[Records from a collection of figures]
↓
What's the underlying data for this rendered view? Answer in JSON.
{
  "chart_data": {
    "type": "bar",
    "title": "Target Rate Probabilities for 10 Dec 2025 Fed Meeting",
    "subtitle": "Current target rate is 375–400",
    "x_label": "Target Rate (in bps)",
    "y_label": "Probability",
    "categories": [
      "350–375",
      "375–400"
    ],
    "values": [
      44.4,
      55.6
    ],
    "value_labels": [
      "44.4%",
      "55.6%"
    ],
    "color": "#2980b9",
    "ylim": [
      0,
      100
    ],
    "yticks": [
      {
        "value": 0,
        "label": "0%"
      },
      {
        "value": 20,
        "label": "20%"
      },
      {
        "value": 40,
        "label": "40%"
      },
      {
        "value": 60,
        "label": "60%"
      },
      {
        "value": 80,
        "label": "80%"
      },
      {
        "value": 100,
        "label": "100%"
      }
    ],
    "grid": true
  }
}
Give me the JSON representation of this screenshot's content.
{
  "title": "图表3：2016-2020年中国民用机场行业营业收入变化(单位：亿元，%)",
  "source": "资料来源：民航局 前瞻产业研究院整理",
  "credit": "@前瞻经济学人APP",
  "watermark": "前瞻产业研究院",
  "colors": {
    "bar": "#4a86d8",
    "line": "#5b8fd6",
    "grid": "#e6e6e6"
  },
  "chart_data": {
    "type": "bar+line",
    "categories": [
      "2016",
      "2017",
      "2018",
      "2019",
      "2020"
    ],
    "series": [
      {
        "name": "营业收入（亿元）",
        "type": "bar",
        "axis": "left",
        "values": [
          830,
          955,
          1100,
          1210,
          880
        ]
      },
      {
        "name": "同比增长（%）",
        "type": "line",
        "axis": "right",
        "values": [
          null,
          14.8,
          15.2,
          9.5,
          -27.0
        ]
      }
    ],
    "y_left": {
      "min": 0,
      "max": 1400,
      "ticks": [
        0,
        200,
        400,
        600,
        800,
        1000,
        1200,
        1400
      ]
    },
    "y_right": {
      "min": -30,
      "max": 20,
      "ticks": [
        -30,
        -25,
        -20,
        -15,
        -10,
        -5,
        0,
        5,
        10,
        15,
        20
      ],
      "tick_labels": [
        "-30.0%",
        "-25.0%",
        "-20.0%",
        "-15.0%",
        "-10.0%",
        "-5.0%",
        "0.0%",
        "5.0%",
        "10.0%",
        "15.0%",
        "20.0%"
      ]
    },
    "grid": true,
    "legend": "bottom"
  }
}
↑
**CHALLENGE**
Your task is to output the full set of records exactly as presented.

**RESULT FOR THIS EXERCISE**
What's the underlying data for this rendered view? Answer in JSON.
{
  "chart_data": {
    "type": "bar",
    "title": "Target Rate Probabilities for 10 Dec 2025 Fed Meeting",
    "subtitle": "Current target rate is 375–400",
    "x_label": "Target Rate (in bps)",
    "y_label": "Probability",
    "categories": [
      "350–375",
      "375–400"
    ],
    "values": [
      44.4,
      55.6
    ],
    "value_labels": [
      "44.4%",
      "55.6%"
    ],
    "color": "#2980b9",
    "ylim": [
      0,
      100
    ],
    "yticks": [
      {
        "value": 0,
        "label": "0%"
      },
      {
        "value": 20,
        "label": "20%"
      },
      {
        "value": 40,
        "label": "40%"
      },
      {
        "value": 60,
        "label": "60%"
      },
      {
        "value": 80,
        "label": "80%"
      },
      {
        "value": 100,
        "label": "100%"
      }
    ],
    "grid": true
  }
}
Give me the JSON representation of this screenshot's content.
{
  "title": "图表3：2016-2020年中国民用机场行业营业收入变化(单位：亿元，%)",
  "source": "资料来源：民航局 前瞻产业研究院整理",
  "credit": "@前瞻经济学人APP",
  "watermark": "前瞻产业研究院",
  "colors": {
    "bar": "#4a86d8",
    "line": "#5b8fd6",
    "grid": "#e6e6e6"
  },
  "chart_data": {
    "type": "bar+line",
    "categories": [
      "2016",
      "2017",
      "2018",
      "2019",
      "2020"
    ],
    "series": [
      {
        "name": "营业收入（亿元）",
        "type": "bar",
        "axis": "left",
        "values": [
          830,
          955,
          1100,
          1210,
          880
        ]
      },
      {
        "name": "同比增长（%）",
        "type": "line",
        "axis": "right",
        "values": [
          null,
          14.8,
          15.2,
          9.5,
          -27.0
        ]
      }
    ],
    "y_left": {
      "min": 0,
      "max": 1400,
      "ticks": [
        0,
        200,
        400,
        600,
        800,
        1000,
        1200,
        1400
      ]
    },
    "y_right": {
      "min": -30,
      "max": 20,
      "ticks": [
        -30,
        -25,
        -20,
        -15,
        -10,
        -5,
        0,
        5,
        10,
        15,
        20
      ],
      "tick_labels": [
        "-30.0%",
        "-25.0%",
        "-20.0%",
        "-15.0%",
        "-10.0%",
        "-5.0%",
        "0.0%",
        "5.0%",
        "10.0%",
        "15.0%",
        "20.0%"
      ]
    },
    "grid": true,
    "legend": "bottom"
  }
}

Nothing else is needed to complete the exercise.